TASK TO CARRY OUT — Transcribe all of the material below word for word and leave out its pictures.

(Records from a dataset)
______________________________

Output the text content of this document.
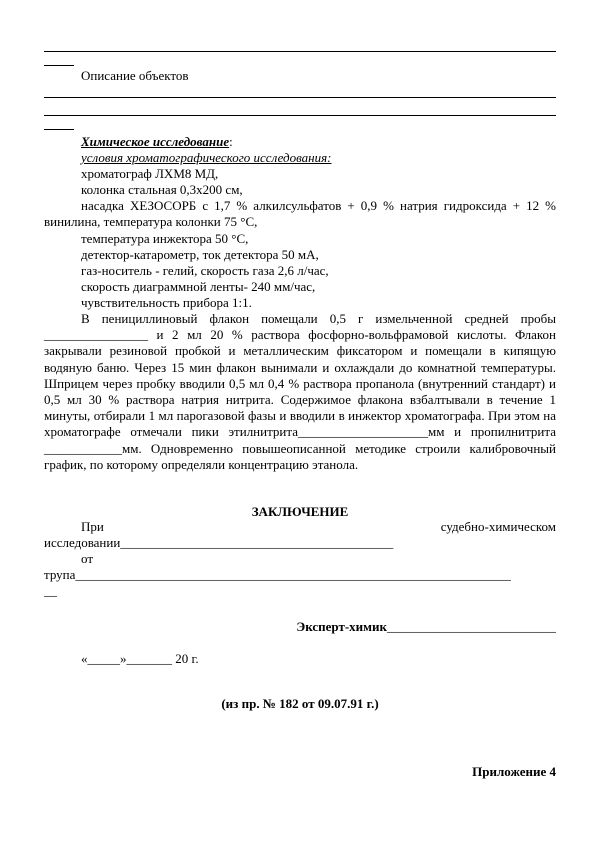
Описание объектов
Химическое исследование:
условия хроматографического исследования:
хроматограф ЛХМ8 МД,
колонка стальная 0,3х200 см,
насадка ХЕЗОСОРБ с 1,7 % алкилсульфатов + 0,9 % натрия гидроксида + 12 % винилина, температура колонки 75 °С,
температура инжектора 50 °С,
детектор-катарометр, ток детектора 50 мА,
газ-носитель - гелий, скорость газа 2,6 л/час,
скорость диаграммной ленты- 240 мм/час,
чувствительность прибора 1:1.
В пенициллиновый флакон помещали 0,5 г измельченной средней пробы ________________ и 2 мл 20 % раствора фосфорно-вольфрамовой кислоты. Флакон закрывали резиновой пробкой и металлическим фиксатором и помещали в кипящую водяную баню. Через 15 мин флакон вынимали и охлаждали до комнатной температуры. Шприцем через пробку вводили 0,5 мл 0,4 % раствора пропанола (внутренний стандарт) и 0,5 мл 30 % раствора натрия нитрита. Содержимое флакона взбалтывали в течение 1 минуты, отбирали 1 мл парогазовой фазы и вводили в инжектор хроматографа. При этом на хроматографе отмечали пики этилнитрита____________________мм и пропилнитрита ____________мм. Одновременно повышеописанной методике строили калибровочный график, по которому определяли концентрацию этанола.
ЗАКЛЮЧЕНИЕ
При	судебно-химическом
исследовании__________________________________________
от
трупа___________________________________________________________________
__
Эксперт-химик__________________________
«_____»_______ 20 г.
(из пр. № 182 от 09.07.91 г.)
Приложение 4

______________________________

TASK OUTPUT —
Output the text content of this document.
Описание объектов
Химическое исследование:
условия хроматографического исследования:
хроматограф ЛХМ8 МД,
колонка стальная 0,3х200 см,
насадка ХЕЗОСОРБ с 1,7 % алкилсульфатов + 0,9 % натрия гидроксида + 12 % винилина, температура колонки 75 °С,
температура инжектора 50 °С,
детектор-катарометр, ток детектора 50 мА,
газ-носитель - гелий, скорость газа 2,6 л/час,
скорость диаграммной ленты- 240 мм/час,
чувствительность прибора 1:1.
В пенициллиновый флакон помещали 0,5 г измельченной средней пробы ________________ и 2 мл 20 % раствора фосфорно-вольфрамовой кислоты. Флакон закрывали резиновой пробкой и металлическим фиксатором и помещали в кипящую водяную баню. Через 15 мин флакон вынимали и охлаждали до комнатной температуры. Шприцем через пробку вводили 0,5 мл 0,4 % раствора пропанола (внутренний стандарт) и 0,5 мл 30 % раствора натрия нитрита. Содержимое флакона взбалтывали в течение 1 минуты, отбирали 1 мл парогазовой фазы и вводили в инжектор хроматографа. При этом на хроматографе отмечали пики этилнитрита____________________мм и пропилнитрита ____________мм. Одновременно повышеописанной методике строили калибровочный график, по которому определяли концентрацию этанола.
ЗАКЛЮЧЕНИЕ
При	судебно-химическом
исследовании__________________________________________
от
трупа___________________________________________________________________
__
Эксперт-химик__________________________
«_____»_______ 20 г.
(из пр. № 182 от 09.07.91 г.)
Приложение 4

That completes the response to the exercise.